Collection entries
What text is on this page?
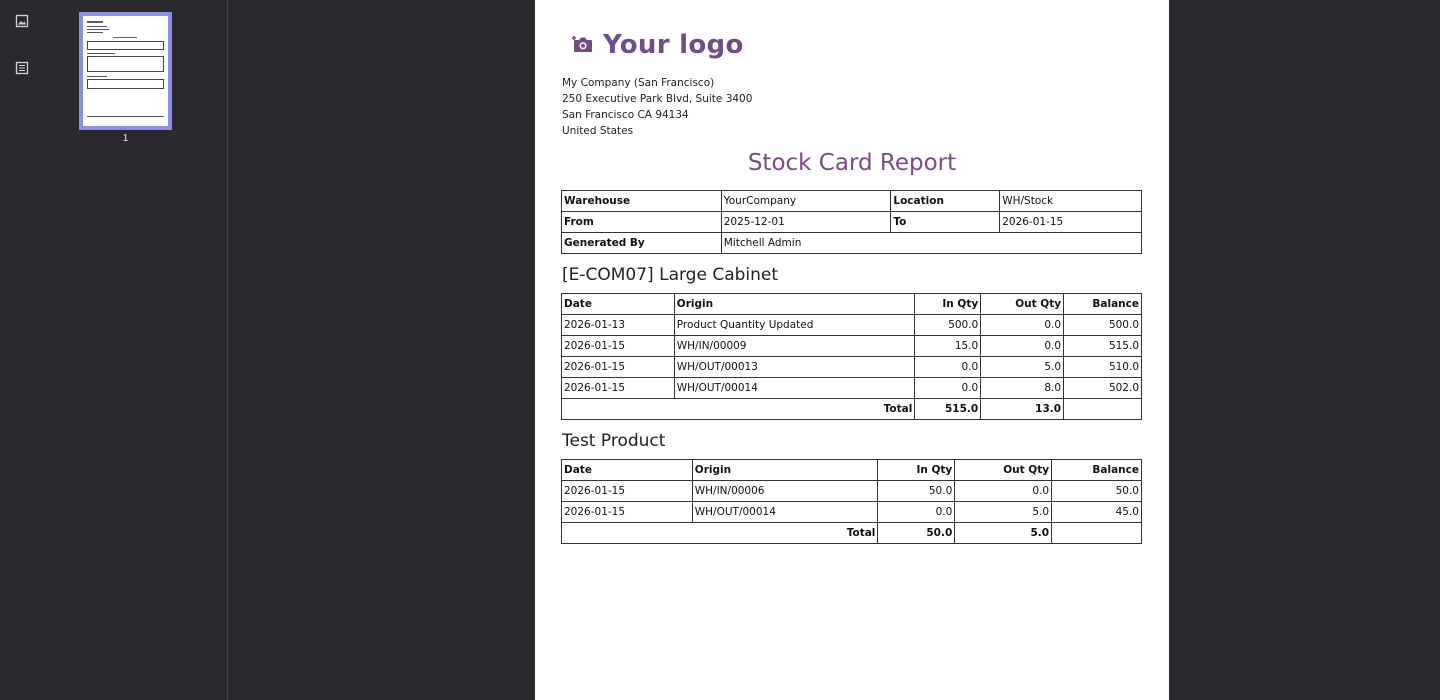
1
Your logo
My Company (San Francisco)
250 Executive Park Blvd, Suite 3400
San Francisco CA 94134
United States
Stock Card Report
Warehouse	YourCompany	Location	WH/Stock
From	2025-12-01	To	2026-01-15
Generated By	Mitchell Admin		
[E-COM07] Large Cabinet
Date	Origin	In Qty	Out Qty	Balance
2026-01-13	Product Quantity Updated	500.0	0.0	500.0
2026-01-15	WH/IN/00009	15.0	0.0	515.0
2026-01-15	WH/OUT/00013	0.0	5.0	510.0
2026-01-15	WH/OUT/00014	0.0	8.0	502.0
Total		515.0	13.0	
Test Product
Date	Origin	In Qty	Out Qty	Balance
2026-01-15	WH/IN/00006	50.0	0.0	50.0
2026-01-15	WH/OUT/00014	0.0	5.0	45.0
Total		50.0	5.0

### Aim
Take the records above and transcribe them exactly, dropping every picture.

### Task response
What text is on this page?
1
Your logo
My Company (San Francisco)
250 Executive Park Blvd, Suite 3400
San Francisco CA 94134
United States
Stock Card Report
Warehouse	YourCompany	Location	WH/Stock
From	2025-12-01	To	2026-01-15
Generated By	Mitchell Admin		
[E-COM07] Large Cabinet
Date	Origin	In Qty	Out Qty	Balance
2026-01-13	Product Quantity Updated	500.0	0.0	500.0
2026-01-15	WH/IN/00009	15.0	0.0	515.0
2026-01-15	WH/OUT/00013	0.0	5.0	510.0
2026-01-15	WH/OUT/00014	0.0	8.0	502.0
Total		515.0	13.0	
Test Product
Date	Origin	In Qty	Out Qty	Balance
2026-01-15	WH/IN/00006	50.0	0.0	50.0
2026-01-15	WH/OUT/00014	0.0	5.0	45.0
Total		50.0	5.0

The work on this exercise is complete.